--- Data provided ---

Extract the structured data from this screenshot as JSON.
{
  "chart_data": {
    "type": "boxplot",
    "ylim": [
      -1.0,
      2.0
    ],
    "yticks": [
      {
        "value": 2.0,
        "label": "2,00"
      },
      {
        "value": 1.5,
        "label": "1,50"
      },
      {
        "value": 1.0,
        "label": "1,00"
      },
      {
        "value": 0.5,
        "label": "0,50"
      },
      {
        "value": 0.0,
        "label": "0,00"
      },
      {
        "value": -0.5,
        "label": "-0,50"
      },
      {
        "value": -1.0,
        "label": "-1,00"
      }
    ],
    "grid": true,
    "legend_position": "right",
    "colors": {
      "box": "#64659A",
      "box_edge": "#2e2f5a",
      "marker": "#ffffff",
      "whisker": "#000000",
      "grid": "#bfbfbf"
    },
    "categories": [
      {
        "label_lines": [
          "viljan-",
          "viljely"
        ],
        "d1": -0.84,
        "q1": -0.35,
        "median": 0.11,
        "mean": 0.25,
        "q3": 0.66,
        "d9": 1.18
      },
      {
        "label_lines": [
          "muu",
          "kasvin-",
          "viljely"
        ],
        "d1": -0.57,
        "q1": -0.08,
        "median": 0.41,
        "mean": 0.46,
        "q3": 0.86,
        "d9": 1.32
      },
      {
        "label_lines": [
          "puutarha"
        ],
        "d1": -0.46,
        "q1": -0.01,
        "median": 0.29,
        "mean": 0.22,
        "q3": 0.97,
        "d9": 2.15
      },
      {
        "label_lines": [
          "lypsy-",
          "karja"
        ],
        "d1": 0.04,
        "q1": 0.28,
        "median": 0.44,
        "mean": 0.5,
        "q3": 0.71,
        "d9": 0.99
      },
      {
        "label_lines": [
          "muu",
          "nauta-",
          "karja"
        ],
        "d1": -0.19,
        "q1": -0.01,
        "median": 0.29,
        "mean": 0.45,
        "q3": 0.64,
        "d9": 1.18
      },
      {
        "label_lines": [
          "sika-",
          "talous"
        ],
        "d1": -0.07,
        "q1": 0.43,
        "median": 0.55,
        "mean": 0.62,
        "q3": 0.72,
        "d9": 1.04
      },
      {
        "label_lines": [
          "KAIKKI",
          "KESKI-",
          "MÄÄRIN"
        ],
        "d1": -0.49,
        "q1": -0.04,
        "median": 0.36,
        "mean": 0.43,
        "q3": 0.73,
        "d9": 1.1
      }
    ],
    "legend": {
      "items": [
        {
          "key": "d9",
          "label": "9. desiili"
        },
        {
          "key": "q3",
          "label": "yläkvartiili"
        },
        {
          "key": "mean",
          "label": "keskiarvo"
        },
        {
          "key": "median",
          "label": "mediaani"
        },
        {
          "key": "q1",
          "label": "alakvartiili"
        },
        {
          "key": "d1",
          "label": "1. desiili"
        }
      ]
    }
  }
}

---

Copy out all the entries shown above, character for character.

> _Written solution_
Extract the structured data from this screenshot as JSON.
{
  "chart_data": {
    "type": "boxplot",
    "ylim": [
      -1.0,
      2.0
    ],
    "yticks": [
      {
        "value": 2.0,
        "label": "2,00"
      },
      {
        "value": 1.5,
        "label": "1,50"
      },
      {
        "value": 1.0,
        "label": "1,00"
      },
      {
        "value": 0.5,
        "label": "0,50"
      },
      {
        "value": 0.0,
        "label": "0,00"
      },
      {
        "value": -0.5,
        "label": "-0,50"
      },
      {
        "value": -1.0,
        "label": "-1,00"
      }
    ],
    "grid": true,
    "legend_position": "right",
    "colors": {
      "box": "#64659A",
      "box_edge": "#2e2f5a",
      "marker": "#ffffff",
      "whisker": "#000000",
      "grid": "#bfbfbf"
    },
    "categories": [
      {
        "label_lines": [
          "viljan-",
          "viljely"
        ],
        "d1": -0.84,
        "q1": -0.35,
        "median": 0.11,
        "mean": 0.25,
        "q3": 0.66,
        "d9": 1.18
      },
      {
        "label_lines": [
          "muu",
          "kasvin-",
          "viljely"
        ],
        "d1": -0.57,
        "q1": -0.08,
        "median": 0.41,
        "mean": 0.46,
        "q3": 0.86,
        "d9": 1.32
      },
      {
        "label_lines": [
          "puutarha"
        ],
        "d1": -0.46,
        "q1": -0.01,
        "median": 0.29,
        "mean": 0.22,
        "q3": 0.97,
        "d9": 2.15
      },
      {
        "label_lines": [
          "lypsy-",
          "karja"
        ],
        "d1": 0.04,
        "q1": 0.28,
        "median": 0.44,
        "mean": 0.5,
        "q3": 0.71,
        "d9": 0.99
      },
      {
        "label_lines": [
          "muu",
          "nauta-",
          "karja"
        ],
        "d1": -0.19,
        "q1": -0.01,
        "median": 0.29,
        "mean": 0.45,
        "q3": 0.64,
        "d9": 1.18
      },
      {
        "label_lines": [
          "sika-",
          "talous"
        ],
        "d1": -0.07,
        "q1": 0.43,
        "median": 0.55,
        "mean": 0.62,
        "q3": 0.72,
        "d9": 1.04
      },
      {
        "label_lines": [
          "KAIKKI",
          "KESKI-",
          "MÄÄRIN"
        ],
        "d1": -0.49,
        "q1": -0.04,
        "median": 0.36,
        "mean": 0.43,
        "q3": 0.73,
        "d9": 1.1
      }
    ],
    "legend": {
      "items": [
        {
          "key": "d9",
          "label": "9. desiili"
        },
        {
          "key": "q3",
          "label": "yläkvartiili"
        },
        {
          "key": "mean",
          "label": "keskiarvo"
        },
        {
          "key": "median",
          "label": "mediaani"
        },
        {
          "key": "q1",
          "label": "alakvartiili"
        },
        {
          "key": "d1",
          "label": "1. desiili"
        }
      ]
    }
  }
}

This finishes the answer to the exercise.